→ **Work instructions**: Gather up all lines that carry the word "document".

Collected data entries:
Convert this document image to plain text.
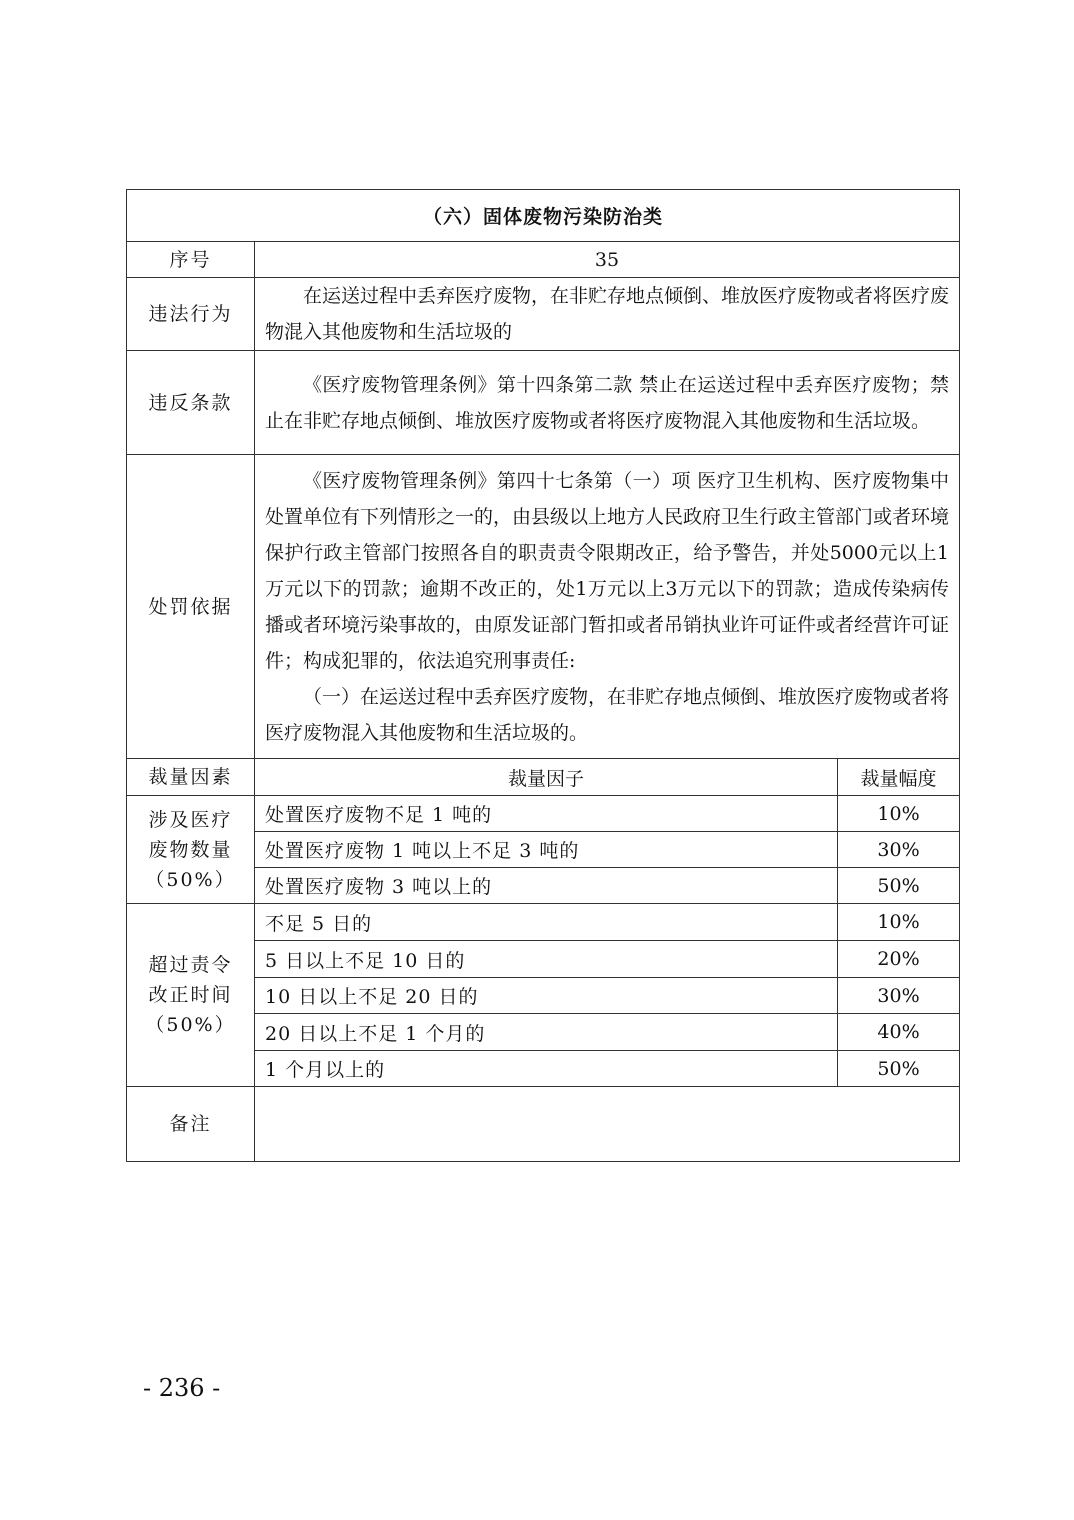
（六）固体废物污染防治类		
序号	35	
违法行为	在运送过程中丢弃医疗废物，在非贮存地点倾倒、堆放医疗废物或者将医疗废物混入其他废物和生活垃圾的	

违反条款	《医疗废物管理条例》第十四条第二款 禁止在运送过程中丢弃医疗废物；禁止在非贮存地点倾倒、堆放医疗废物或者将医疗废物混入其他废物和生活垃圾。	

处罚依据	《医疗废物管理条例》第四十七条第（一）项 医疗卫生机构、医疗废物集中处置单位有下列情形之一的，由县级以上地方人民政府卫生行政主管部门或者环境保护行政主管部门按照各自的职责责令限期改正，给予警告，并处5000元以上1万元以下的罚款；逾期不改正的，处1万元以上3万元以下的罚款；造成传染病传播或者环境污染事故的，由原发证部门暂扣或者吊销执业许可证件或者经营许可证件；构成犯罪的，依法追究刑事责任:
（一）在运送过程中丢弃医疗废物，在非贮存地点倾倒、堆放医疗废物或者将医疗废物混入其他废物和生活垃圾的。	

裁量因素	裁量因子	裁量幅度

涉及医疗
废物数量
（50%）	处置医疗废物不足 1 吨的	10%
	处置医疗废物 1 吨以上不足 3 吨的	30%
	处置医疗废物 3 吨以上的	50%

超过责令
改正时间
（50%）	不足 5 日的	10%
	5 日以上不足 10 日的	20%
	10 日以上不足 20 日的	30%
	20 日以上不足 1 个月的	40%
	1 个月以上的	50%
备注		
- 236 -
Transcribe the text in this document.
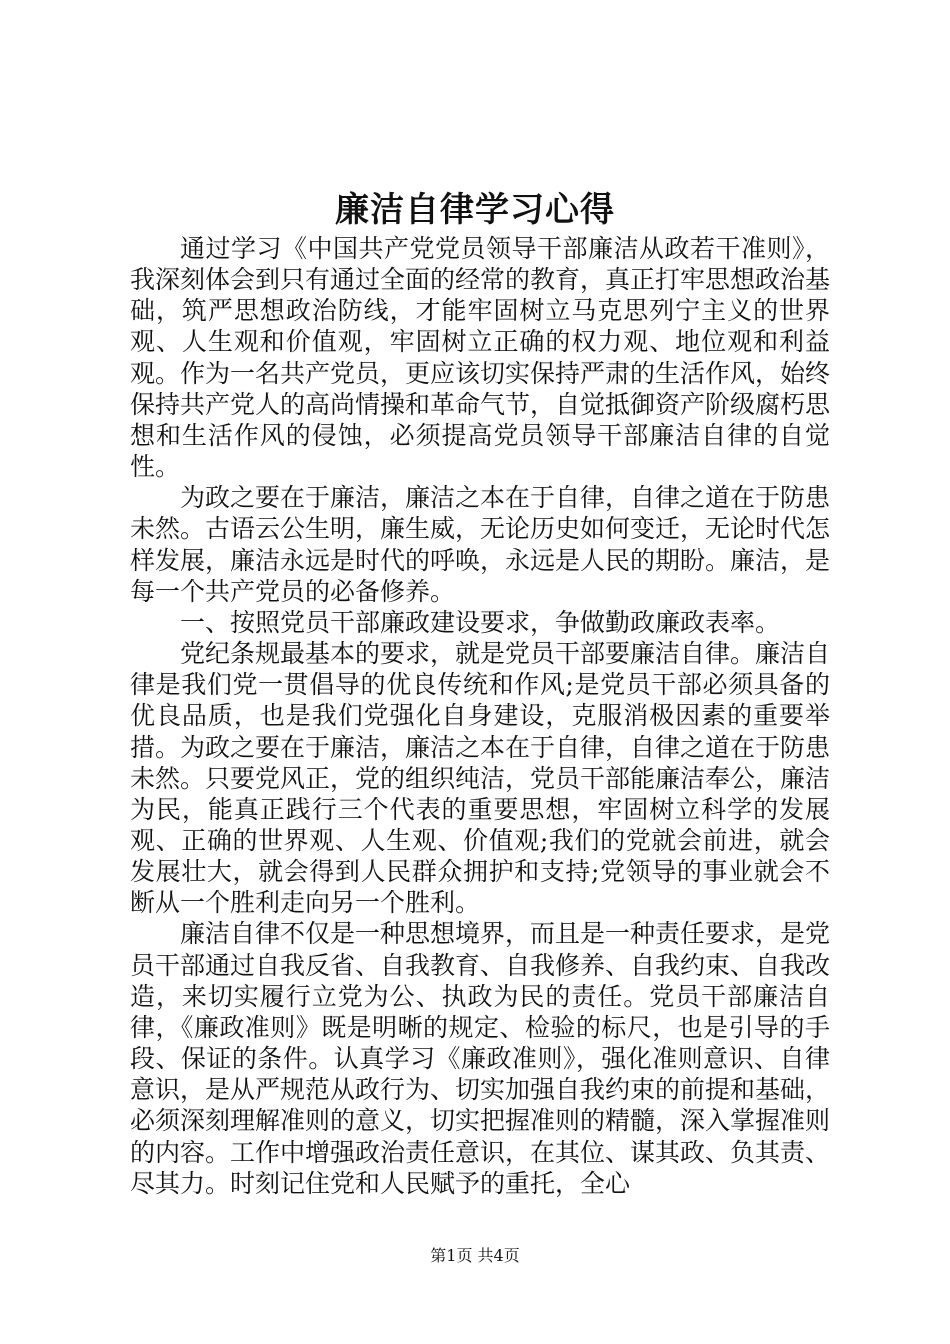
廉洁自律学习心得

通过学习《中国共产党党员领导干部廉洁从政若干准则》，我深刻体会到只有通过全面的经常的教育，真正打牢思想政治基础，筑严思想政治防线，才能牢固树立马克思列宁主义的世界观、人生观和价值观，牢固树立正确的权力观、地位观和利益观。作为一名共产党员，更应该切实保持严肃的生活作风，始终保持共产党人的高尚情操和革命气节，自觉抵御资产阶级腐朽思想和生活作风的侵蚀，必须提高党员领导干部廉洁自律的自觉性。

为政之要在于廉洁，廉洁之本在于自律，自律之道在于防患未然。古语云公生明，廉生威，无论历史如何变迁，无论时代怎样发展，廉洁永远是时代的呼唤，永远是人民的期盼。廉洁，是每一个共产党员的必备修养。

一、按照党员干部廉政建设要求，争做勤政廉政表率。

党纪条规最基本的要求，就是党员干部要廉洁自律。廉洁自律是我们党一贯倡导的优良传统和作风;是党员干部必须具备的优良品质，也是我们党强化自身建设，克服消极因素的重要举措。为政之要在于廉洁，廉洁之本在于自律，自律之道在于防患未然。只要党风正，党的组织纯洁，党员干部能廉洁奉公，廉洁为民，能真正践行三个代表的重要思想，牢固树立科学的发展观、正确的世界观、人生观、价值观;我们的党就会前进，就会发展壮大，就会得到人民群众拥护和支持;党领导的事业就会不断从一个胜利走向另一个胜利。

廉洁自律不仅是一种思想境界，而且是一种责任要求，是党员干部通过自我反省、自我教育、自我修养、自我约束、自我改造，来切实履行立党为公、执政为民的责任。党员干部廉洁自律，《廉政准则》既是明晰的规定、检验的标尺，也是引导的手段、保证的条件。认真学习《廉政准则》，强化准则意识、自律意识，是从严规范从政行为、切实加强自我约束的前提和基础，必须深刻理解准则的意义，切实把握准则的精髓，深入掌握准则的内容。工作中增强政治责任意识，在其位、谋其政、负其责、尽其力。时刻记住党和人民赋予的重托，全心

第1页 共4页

→ **Solution to the problem**:
Convert this document image to plain text.
Transcribe the text in this document.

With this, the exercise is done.